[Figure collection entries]
=-=-=

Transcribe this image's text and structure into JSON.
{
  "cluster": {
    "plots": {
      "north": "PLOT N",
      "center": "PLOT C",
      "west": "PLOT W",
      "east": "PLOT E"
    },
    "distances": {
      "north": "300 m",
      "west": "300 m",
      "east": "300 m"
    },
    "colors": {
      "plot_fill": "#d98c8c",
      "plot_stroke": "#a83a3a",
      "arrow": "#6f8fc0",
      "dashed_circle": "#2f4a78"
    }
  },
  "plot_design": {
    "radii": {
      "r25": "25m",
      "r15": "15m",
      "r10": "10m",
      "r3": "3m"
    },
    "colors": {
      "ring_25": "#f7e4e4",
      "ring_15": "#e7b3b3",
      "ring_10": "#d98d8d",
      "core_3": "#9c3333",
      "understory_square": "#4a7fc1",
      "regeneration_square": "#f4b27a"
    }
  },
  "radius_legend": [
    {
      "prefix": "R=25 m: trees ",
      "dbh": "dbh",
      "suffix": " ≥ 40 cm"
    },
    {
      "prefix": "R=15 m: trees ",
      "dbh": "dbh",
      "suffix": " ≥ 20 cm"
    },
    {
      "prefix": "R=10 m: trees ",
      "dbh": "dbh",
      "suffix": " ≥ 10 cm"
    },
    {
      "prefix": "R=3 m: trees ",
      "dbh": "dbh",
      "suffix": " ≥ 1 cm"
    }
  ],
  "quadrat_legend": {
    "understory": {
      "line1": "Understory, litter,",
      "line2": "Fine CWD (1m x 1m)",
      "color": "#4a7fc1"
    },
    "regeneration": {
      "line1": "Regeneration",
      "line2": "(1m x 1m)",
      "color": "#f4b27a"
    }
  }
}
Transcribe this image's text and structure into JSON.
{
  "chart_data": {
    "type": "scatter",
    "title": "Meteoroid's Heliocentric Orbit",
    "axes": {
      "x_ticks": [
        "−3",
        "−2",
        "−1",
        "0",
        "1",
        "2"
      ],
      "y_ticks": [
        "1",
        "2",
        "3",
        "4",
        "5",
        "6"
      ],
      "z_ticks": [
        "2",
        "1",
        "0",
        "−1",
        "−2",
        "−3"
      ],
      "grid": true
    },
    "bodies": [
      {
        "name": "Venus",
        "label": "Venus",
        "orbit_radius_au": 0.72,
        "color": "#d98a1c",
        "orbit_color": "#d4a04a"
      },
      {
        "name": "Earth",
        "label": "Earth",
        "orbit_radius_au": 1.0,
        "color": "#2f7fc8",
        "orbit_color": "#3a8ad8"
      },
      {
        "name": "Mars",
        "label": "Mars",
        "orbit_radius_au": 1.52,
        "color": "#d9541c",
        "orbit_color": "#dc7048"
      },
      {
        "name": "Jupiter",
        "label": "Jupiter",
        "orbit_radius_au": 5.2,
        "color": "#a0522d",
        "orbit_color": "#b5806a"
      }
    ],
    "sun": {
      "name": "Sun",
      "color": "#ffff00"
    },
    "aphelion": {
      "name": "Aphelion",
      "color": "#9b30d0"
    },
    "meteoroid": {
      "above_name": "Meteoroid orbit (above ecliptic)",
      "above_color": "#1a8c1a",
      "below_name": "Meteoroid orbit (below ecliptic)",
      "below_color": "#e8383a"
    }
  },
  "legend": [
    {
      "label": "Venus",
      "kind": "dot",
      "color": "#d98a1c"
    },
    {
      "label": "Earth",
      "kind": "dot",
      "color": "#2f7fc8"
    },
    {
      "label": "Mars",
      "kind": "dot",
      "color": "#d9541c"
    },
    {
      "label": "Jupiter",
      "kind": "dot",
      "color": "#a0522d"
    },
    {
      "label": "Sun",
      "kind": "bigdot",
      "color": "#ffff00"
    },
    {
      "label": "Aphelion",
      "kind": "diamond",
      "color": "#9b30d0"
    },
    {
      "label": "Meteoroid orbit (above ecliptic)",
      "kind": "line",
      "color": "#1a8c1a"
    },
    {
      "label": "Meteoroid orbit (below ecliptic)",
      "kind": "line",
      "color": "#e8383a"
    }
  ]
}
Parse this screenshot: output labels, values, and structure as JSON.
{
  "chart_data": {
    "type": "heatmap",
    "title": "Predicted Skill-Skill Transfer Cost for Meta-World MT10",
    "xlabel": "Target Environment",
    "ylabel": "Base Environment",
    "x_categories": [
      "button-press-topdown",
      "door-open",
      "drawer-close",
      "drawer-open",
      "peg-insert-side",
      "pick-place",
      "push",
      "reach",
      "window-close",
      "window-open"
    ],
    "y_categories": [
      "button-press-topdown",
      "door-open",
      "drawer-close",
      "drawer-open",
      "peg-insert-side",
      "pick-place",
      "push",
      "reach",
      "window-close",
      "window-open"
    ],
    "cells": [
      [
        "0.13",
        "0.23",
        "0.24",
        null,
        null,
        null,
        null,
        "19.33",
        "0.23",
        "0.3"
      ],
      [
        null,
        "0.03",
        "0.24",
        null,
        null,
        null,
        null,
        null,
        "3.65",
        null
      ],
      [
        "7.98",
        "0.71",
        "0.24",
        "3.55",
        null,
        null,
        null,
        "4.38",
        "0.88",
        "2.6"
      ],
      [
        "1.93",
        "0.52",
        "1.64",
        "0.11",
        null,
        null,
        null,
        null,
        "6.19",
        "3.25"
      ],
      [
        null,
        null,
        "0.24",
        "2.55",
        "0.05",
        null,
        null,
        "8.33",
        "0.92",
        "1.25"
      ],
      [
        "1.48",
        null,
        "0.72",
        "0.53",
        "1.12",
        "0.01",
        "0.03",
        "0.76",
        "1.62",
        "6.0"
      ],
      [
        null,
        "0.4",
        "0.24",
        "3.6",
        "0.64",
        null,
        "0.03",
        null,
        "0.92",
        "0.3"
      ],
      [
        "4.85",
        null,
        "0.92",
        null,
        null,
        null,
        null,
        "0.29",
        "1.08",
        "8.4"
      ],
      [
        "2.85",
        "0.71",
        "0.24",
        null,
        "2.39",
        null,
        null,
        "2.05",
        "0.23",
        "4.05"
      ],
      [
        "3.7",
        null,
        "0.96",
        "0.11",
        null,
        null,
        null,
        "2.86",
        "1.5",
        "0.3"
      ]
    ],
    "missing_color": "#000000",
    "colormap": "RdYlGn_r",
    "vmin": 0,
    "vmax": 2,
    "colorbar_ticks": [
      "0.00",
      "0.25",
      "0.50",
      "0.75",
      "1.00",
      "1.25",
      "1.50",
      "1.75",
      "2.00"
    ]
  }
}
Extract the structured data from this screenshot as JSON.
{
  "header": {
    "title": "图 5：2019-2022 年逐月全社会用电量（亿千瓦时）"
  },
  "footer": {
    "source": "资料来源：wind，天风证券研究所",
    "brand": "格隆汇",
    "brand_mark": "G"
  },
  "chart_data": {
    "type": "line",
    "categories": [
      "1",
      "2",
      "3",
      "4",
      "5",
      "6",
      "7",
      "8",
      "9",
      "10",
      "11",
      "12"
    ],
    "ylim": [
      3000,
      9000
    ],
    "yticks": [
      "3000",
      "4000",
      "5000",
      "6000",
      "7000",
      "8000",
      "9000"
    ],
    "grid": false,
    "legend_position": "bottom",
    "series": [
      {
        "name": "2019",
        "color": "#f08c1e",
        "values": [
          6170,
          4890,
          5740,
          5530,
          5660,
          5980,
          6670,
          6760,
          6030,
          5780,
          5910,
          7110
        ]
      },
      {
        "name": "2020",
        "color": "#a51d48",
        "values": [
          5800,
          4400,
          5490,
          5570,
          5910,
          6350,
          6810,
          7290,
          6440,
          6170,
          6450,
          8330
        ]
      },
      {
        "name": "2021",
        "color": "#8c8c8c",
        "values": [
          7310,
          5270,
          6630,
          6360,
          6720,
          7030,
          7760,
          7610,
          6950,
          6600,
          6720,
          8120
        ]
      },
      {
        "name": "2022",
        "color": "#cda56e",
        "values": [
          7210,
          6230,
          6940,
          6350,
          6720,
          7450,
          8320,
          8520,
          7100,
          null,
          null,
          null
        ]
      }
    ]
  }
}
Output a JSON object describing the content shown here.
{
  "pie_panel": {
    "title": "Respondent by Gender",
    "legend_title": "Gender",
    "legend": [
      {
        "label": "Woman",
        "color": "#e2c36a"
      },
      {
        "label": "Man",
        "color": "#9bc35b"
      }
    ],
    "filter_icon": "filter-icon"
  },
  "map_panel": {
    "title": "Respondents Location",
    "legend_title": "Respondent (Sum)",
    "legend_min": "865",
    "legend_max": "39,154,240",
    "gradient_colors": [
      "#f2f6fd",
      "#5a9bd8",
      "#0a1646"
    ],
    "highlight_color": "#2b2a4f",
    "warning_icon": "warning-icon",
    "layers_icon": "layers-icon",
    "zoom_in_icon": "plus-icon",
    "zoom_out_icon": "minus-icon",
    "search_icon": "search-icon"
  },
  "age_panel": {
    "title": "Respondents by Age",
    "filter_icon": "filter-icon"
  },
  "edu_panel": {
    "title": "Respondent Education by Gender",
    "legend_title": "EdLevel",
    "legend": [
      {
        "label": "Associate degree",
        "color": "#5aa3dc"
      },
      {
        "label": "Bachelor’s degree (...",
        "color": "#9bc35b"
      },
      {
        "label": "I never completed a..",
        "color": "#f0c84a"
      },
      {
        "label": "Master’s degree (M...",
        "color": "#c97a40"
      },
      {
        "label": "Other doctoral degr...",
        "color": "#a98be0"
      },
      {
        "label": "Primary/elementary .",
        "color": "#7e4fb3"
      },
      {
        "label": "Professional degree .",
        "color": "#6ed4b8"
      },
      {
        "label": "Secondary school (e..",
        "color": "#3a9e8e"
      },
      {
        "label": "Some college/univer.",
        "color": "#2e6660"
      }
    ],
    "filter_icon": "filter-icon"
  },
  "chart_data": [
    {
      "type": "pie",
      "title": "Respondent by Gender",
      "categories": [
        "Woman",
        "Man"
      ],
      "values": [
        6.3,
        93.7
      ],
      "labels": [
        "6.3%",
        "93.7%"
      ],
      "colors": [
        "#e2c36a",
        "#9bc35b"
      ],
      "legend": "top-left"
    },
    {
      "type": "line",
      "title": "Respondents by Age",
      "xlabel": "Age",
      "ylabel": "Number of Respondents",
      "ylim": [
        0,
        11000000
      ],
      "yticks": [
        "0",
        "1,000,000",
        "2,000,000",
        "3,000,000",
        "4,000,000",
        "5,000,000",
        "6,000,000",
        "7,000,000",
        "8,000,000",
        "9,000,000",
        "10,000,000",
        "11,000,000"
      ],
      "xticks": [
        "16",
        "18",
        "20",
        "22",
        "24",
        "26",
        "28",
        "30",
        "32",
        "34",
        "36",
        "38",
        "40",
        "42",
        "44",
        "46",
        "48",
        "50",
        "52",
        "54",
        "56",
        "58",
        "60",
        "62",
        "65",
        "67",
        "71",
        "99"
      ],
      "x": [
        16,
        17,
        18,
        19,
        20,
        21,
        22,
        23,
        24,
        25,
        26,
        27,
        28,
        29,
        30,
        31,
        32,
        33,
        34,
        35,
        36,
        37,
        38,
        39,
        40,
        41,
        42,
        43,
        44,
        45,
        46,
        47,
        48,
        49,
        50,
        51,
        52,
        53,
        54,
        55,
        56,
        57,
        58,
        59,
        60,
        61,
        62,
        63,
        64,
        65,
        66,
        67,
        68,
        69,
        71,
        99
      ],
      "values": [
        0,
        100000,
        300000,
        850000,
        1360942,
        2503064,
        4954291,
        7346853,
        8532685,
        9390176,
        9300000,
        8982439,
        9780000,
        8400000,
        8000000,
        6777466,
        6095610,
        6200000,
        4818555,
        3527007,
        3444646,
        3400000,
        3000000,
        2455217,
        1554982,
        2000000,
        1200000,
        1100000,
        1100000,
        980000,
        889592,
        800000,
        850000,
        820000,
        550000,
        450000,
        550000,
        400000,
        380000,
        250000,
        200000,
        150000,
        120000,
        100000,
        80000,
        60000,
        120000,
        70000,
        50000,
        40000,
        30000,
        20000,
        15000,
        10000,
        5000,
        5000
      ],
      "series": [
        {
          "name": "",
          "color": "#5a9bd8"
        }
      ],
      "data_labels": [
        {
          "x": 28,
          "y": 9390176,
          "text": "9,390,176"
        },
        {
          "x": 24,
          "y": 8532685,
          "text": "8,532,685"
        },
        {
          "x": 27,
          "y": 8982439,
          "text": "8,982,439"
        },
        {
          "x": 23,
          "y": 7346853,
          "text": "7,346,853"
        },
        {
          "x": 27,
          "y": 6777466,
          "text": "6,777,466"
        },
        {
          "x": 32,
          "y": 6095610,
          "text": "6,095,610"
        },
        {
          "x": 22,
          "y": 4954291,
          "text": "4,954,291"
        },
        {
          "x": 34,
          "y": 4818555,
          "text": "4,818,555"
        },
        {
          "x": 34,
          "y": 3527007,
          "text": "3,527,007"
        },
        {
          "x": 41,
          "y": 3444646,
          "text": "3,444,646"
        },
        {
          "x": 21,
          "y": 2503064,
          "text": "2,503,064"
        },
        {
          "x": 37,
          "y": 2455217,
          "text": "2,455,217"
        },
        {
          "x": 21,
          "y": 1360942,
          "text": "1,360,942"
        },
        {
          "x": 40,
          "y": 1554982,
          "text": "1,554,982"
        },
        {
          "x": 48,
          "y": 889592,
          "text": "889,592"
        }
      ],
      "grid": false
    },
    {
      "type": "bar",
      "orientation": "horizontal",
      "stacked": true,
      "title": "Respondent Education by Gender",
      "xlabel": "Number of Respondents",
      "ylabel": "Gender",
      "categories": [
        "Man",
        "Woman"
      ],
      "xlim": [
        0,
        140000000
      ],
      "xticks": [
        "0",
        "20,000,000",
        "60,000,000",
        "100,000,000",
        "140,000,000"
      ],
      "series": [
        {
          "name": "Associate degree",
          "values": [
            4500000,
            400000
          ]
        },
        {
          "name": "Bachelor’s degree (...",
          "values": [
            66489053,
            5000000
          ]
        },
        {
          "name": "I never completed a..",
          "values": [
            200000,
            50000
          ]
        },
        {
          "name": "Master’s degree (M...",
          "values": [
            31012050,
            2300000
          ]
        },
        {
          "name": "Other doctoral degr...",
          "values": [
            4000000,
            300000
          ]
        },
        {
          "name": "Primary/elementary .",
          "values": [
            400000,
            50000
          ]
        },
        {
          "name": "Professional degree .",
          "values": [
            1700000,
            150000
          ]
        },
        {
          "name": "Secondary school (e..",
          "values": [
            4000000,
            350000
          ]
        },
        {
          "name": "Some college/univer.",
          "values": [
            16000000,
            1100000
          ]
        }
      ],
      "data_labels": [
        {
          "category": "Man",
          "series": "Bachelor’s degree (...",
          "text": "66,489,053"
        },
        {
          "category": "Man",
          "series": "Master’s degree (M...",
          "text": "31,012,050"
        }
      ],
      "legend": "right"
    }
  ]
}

=-=-=

Exercise aim: Determine the number of lines in these entries that contain the word "Master", and write only that number.

Task response: 3